- [Task instructions] Return the stretch from the start of the records through the line containing "- data-point: [339, 596, 353, 609]", both ends included, reproducing those lines verbatim.

- [Input rows]
• • • • •

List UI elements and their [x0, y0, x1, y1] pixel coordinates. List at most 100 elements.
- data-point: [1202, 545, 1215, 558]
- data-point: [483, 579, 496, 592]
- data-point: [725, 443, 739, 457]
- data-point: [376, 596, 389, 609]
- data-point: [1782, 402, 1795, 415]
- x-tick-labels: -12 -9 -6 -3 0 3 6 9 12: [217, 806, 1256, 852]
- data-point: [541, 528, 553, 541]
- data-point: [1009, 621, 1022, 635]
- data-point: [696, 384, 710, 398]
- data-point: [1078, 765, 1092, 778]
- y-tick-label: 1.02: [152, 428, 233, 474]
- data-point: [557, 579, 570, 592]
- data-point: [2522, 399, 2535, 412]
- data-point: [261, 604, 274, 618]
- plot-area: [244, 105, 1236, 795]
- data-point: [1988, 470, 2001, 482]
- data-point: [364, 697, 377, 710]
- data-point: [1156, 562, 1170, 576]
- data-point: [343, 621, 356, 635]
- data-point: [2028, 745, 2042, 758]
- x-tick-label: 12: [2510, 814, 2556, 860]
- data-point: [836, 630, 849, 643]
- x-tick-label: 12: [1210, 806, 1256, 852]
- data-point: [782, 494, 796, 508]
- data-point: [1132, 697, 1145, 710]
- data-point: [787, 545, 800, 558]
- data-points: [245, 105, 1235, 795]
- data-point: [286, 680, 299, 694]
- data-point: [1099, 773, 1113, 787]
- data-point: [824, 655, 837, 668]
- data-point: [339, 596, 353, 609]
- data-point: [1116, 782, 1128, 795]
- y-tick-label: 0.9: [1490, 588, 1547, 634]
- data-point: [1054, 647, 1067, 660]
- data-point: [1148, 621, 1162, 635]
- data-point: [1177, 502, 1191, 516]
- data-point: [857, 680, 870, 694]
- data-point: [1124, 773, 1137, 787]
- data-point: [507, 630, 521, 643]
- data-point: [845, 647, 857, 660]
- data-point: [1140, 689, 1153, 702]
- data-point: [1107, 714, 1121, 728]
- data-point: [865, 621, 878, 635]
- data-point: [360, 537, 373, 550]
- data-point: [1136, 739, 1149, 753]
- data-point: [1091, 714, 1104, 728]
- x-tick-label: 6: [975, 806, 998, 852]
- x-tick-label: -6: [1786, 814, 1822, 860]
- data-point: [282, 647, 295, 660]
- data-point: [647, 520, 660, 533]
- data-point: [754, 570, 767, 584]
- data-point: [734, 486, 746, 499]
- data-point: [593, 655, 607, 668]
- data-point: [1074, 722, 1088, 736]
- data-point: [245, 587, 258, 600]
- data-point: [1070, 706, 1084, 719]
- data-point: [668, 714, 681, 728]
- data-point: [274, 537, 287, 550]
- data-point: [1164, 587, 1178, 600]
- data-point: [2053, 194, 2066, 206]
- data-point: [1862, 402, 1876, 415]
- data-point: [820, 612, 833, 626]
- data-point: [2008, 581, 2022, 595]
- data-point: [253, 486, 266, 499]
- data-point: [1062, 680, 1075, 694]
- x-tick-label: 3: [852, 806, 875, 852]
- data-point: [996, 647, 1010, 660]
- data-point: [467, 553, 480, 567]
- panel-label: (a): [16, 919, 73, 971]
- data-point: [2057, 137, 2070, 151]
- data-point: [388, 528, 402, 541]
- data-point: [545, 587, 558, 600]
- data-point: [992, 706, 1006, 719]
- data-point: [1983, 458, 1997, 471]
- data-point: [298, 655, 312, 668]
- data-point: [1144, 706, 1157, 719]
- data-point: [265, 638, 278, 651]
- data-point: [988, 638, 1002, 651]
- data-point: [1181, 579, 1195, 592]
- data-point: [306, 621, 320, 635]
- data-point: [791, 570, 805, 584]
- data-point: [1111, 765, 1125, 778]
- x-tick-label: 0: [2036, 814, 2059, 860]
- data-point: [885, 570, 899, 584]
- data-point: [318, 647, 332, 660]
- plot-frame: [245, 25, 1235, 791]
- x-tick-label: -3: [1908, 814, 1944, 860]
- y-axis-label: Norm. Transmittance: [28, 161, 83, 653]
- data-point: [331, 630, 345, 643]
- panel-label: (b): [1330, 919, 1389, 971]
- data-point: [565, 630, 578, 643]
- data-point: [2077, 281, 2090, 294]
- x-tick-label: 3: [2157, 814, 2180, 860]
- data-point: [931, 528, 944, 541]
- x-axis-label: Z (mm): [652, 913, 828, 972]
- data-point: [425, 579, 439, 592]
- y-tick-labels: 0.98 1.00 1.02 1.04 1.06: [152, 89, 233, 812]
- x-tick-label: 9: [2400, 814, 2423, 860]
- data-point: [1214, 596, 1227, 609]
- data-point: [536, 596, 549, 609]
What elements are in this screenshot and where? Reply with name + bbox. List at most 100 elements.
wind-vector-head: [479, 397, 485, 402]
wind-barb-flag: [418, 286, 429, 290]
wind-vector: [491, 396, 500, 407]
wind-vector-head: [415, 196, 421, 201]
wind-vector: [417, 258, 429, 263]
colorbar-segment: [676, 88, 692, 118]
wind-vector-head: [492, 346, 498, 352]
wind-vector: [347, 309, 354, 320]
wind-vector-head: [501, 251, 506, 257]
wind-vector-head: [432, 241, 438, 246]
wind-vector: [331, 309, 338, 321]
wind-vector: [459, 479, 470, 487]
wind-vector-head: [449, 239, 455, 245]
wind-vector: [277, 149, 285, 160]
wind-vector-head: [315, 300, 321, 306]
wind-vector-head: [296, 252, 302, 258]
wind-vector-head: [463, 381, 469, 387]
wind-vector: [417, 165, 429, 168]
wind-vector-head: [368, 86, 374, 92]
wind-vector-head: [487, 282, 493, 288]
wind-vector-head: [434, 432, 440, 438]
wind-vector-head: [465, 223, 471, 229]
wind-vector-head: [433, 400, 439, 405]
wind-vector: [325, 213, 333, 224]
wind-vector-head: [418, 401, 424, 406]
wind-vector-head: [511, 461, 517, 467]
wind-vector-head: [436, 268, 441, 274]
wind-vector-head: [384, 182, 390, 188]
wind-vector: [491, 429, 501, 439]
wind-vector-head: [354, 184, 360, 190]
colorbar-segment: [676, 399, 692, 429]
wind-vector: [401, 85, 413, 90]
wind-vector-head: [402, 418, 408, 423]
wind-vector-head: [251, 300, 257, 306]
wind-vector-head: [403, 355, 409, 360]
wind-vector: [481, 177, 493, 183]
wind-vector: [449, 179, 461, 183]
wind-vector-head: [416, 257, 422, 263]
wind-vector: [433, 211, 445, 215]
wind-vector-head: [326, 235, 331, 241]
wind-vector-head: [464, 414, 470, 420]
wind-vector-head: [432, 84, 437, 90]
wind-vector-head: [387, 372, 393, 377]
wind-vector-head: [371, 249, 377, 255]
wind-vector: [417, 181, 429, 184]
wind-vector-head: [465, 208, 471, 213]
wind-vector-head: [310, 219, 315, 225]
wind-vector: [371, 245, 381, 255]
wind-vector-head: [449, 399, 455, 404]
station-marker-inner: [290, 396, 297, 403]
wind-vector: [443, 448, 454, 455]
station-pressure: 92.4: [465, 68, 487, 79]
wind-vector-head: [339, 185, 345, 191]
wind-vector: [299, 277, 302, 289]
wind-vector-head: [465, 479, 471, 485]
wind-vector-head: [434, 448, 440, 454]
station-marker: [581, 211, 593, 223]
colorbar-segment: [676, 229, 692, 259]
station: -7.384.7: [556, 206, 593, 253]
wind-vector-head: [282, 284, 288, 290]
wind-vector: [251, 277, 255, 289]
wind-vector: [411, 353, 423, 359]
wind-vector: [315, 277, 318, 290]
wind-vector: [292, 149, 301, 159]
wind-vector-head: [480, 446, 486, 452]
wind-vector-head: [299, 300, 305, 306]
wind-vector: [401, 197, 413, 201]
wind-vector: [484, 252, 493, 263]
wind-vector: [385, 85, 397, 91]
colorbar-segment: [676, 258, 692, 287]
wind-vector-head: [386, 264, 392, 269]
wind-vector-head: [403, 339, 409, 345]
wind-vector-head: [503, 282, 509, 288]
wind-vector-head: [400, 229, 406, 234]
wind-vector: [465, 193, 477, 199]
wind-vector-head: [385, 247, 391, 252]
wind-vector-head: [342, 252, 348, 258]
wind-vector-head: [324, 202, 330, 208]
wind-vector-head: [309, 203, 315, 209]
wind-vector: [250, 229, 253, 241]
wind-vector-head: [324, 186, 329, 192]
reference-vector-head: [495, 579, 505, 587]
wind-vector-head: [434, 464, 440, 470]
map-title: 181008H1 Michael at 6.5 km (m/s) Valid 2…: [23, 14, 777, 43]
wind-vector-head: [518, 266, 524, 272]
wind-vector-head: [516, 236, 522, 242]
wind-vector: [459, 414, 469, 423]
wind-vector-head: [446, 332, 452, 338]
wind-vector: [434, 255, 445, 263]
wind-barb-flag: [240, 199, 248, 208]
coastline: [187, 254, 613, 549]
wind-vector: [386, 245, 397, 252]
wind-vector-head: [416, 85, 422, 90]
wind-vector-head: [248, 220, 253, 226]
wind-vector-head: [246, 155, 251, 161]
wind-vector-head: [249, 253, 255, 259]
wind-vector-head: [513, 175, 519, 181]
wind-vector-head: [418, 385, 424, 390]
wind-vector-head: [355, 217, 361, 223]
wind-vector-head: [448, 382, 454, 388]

• • • • •

- [Full answer]
List UI elements and their [x0, y0, x1, y1] pixel coordinates. List at most 100 elements.
- data-point: [1202, 545, 1215, 558]
- data-point: [483, 579, 496, 592]
- data-point: [725, 443, 739, 457]
- data-point: [376, 596, 389, 609]
- data-point: [1782, 402, 1795, 415]
- x-tick-labels: -12 -9 -6 -3 0 3 6 9 12: [217, 806, 1256, 852]
- data-point: [541, 528, 553, 541]
- data-point: [1009, 621, 1022, 635]
- data-point: [696, 384, 710, 398]
- data-point: [1078, 765, 1092, 778]
- y-tick-label: 1.02: [152, 428, 233, 474]
- data-point: [557, 579, 570, 592]
- data-point: [2522, 399, 2535, 412]
- data-point: [261, 604, 274, 618]
- plot-area: [244, 105, 1236, 795]
- data-point: [1988, 470, 2001, 482]
- data-point: [364, 697, 377, 710]
- data-point: [1156, 562, 1170, 576]
- data-point: [343, 621, 356, 635]
- data-point: [2028, 745, 2042, 758]
- x-tick-label: 12: [2510, 814, 2556, 860]
- data-point: [836, 630, 849, 643]
- x-tick-label: 12: [1210, 806, 1256, 852]
- data-point: [782, 494, 796, 508]
- data-point: [1132, 697, 1145, 710]
- data-point: [787, 545, 800, 558]
- data-points: [245, 105, 1235, 795]
- data-point: [286, 680, 299, 694]
- data-point: [1099, 773, 1113, 787]
- data-point: [824, 655, 837, 668]
- data-point: [339, 596, 353, 609]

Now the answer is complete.